## BEGIN

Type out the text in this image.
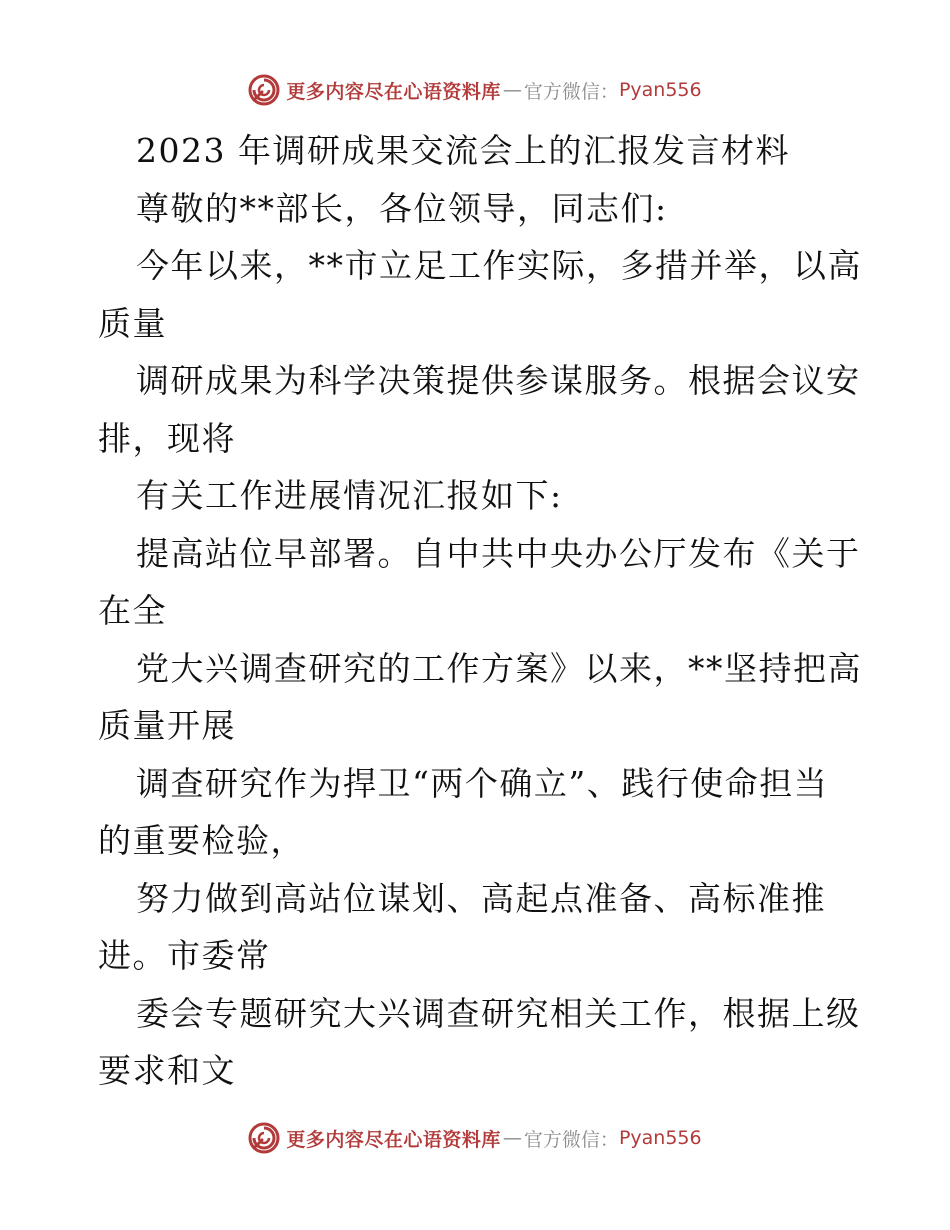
更多内容尽在心语资料库 — 官方微信： Pyan556
2023 年调研成果交流会上的汇报发言材料
尊敬的**部长，各位领导，同志们:
今年以来，**市立足工作实际，多措并举，以高
质量
调研成果为科学决策提供参谋服务。根据会议安
排，现将
有关工作进展情况汇报如下:
提高站位早部署。自中共中央办公厅发布《关于
在全
党大兴调查研究的工作方案》以来，**坚持把高
质量开展
调查研究作为捍卫“两个确立”、践行使命担当
的重要检验，
努力做到高站位谋划、高起点准备、高标准推
进。市委常
委会专题研究大兴调查研究相关工作，根据上级
要求和文
更多内容尽在心语资料库 — 官方微信： Pyan556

## END

• Task description
Leave out the pictures and restate everything else word for word.

• Solution to this problem
Type out the text in this image.
更多内容尽在心语资料库 — 官方微信： Pyan556
2023 年调研成果交流会上的汇报发言材料
尊敬的**部长，各位领导，同志们:
今年以来，**市立足工作实际，多措并举，以高
质量
调研成果为科学决策提供参谋服务。根据会议安
排，现将
有关工作进展情况汇报如下:
提高站位早部署。自中共中央办公厅发布《关于
在全
党大兴调查研究的工作方案》以来，**坚持把高
质量开展
调查研究作为捍卫“两个确立”、践行使命担当
的重要检验，
努力做到高站位谋划、高起点准备、高标准推
进。市委常
委会专题研究大兴调查研究相关工作，根据上级
要求和文
更多内容尽在心语资料库 — 官方微信： Pyan556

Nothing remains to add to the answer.